┌─ Given records
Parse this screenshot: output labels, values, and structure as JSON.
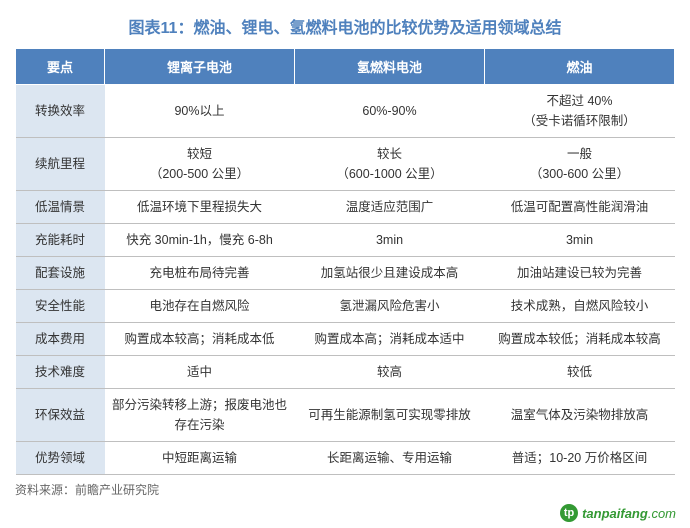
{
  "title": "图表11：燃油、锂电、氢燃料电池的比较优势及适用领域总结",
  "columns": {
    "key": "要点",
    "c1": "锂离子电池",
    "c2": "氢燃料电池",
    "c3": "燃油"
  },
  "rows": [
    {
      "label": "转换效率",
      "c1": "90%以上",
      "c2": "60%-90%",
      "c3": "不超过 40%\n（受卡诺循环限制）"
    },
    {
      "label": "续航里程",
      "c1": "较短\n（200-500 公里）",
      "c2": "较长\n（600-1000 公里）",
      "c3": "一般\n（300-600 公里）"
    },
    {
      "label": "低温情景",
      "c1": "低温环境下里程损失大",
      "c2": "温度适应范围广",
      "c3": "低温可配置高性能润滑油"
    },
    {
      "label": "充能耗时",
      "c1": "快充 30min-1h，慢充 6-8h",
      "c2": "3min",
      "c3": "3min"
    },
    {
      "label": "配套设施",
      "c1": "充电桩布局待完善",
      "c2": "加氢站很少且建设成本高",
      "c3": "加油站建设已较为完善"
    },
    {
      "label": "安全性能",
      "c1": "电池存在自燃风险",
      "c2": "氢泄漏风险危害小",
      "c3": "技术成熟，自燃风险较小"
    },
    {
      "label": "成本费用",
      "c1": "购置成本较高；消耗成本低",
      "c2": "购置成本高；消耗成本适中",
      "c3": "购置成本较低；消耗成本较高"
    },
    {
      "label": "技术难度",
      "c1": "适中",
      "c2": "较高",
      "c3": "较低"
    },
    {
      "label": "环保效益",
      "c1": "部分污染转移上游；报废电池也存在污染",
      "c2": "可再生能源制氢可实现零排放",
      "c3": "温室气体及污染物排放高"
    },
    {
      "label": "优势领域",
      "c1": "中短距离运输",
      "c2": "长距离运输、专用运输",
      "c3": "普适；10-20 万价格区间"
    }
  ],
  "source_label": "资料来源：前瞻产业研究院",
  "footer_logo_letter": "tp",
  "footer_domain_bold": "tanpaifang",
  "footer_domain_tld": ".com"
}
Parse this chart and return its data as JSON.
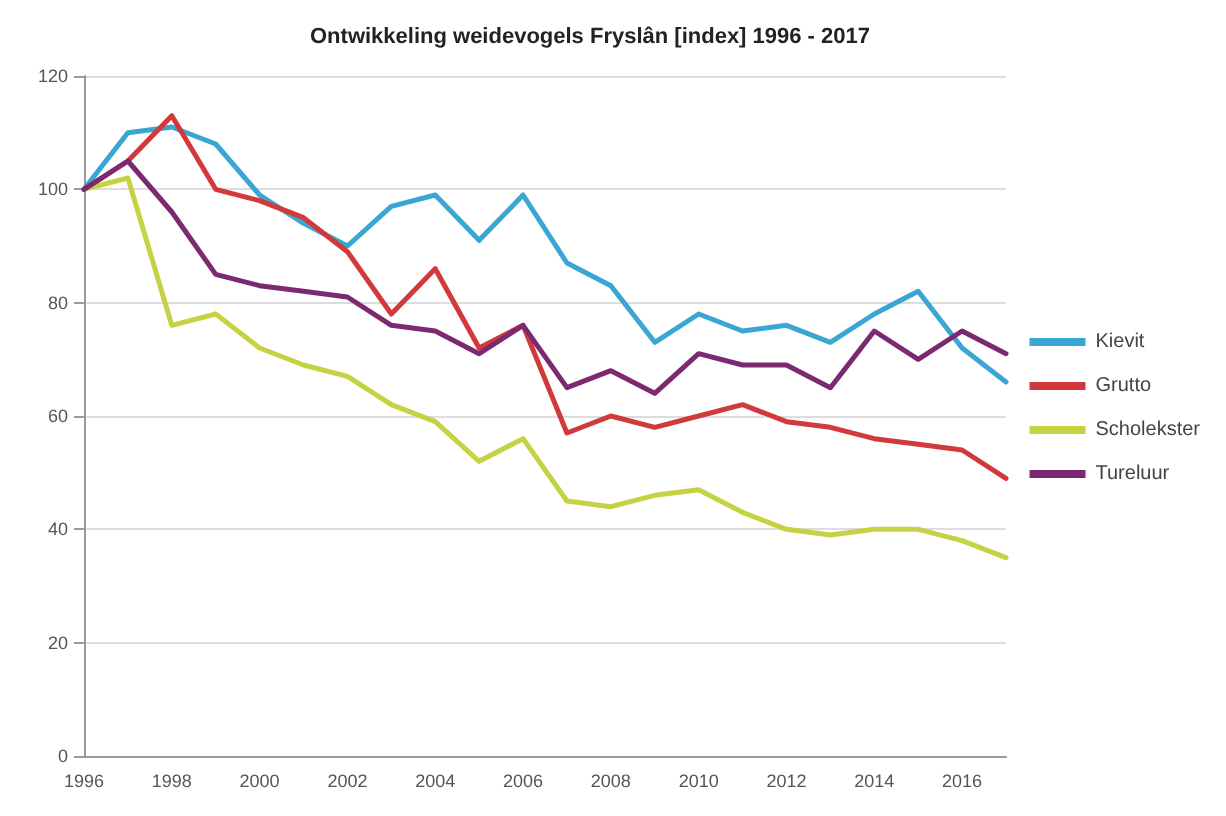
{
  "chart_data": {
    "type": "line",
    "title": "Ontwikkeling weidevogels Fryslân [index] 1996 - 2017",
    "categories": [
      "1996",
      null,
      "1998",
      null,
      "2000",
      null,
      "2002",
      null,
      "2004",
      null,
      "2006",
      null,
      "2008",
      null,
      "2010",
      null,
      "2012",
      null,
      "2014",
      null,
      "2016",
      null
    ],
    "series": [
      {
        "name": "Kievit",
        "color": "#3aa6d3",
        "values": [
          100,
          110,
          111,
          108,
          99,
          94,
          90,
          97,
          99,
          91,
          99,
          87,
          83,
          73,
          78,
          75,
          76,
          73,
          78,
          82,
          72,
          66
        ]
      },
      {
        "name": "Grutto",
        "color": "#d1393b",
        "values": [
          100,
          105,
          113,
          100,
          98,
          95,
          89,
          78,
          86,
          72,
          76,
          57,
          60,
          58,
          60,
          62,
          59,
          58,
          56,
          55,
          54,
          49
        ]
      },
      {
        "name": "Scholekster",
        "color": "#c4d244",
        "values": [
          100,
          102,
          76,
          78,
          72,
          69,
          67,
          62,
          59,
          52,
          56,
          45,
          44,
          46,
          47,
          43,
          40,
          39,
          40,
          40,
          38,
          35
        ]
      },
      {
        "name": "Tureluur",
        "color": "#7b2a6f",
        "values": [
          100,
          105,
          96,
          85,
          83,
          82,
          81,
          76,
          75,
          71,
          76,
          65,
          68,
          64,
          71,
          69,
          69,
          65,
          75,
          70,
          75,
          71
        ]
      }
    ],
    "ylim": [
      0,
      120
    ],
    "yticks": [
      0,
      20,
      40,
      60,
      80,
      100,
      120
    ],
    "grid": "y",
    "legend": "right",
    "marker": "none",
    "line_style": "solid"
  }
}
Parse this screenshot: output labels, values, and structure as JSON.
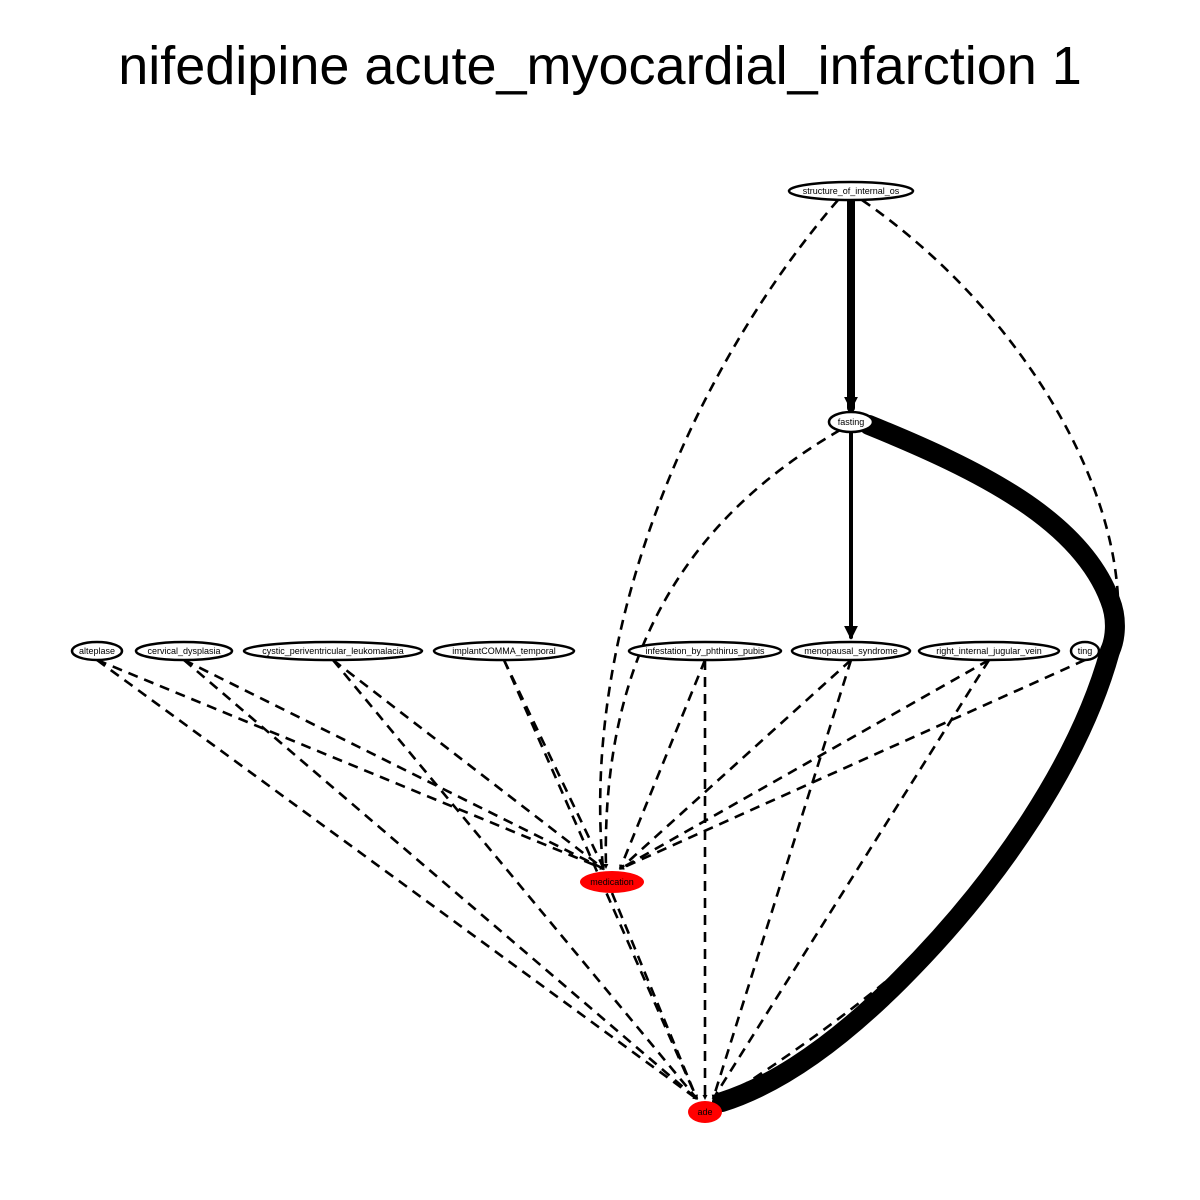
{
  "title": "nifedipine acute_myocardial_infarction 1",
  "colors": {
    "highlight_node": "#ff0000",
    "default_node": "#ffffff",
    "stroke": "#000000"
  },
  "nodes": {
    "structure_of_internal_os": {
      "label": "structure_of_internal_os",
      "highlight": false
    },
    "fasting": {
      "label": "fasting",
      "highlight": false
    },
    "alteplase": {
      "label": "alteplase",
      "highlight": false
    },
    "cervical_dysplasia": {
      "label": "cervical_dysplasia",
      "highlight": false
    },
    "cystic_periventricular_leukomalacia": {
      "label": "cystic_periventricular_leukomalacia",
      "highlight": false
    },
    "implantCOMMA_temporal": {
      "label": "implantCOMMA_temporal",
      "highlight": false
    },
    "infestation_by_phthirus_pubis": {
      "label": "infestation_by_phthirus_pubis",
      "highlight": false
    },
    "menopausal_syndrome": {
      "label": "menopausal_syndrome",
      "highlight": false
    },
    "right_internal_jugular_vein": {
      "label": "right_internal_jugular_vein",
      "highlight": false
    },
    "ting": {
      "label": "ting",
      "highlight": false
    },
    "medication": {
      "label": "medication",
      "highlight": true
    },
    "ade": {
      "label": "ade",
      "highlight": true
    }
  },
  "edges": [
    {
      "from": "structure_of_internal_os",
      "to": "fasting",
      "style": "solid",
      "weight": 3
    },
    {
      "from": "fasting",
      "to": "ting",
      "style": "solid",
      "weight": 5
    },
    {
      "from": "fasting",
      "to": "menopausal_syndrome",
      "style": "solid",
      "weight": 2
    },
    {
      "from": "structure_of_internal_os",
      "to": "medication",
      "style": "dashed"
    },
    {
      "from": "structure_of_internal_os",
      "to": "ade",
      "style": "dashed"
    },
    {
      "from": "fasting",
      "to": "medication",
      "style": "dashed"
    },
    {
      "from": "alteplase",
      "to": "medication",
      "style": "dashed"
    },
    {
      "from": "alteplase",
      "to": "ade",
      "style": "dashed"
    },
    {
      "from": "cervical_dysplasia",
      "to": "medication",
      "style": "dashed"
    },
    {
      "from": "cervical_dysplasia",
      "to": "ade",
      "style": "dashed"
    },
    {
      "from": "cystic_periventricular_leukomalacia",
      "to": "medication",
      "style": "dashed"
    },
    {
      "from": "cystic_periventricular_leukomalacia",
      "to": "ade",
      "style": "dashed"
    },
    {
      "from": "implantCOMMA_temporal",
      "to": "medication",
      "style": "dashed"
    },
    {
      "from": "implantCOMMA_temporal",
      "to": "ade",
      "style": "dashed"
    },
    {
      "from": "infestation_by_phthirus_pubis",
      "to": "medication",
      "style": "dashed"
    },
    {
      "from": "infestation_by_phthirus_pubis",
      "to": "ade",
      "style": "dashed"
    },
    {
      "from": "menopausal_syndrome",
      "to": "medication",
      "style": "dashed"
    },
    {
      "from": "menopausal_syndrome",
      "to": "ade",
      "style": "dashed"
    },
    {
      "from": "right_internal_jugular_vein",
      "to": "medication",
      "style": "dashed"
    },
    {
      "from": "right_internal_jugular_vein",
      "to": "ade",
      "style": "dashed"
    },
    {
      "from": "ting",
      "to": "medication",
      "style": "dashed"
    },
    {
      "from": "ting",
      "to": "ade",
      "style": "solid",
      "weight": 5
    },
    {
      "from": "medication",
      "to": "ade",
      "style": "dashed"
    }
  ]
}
└─
*Given task:* Look through the material above. Copy each line where the word "name" appears.

*Written solution:*
        "name": "Kievit",
        "name": "Grutto",
        "name": "Scholekster",
        "name": "Tureluur",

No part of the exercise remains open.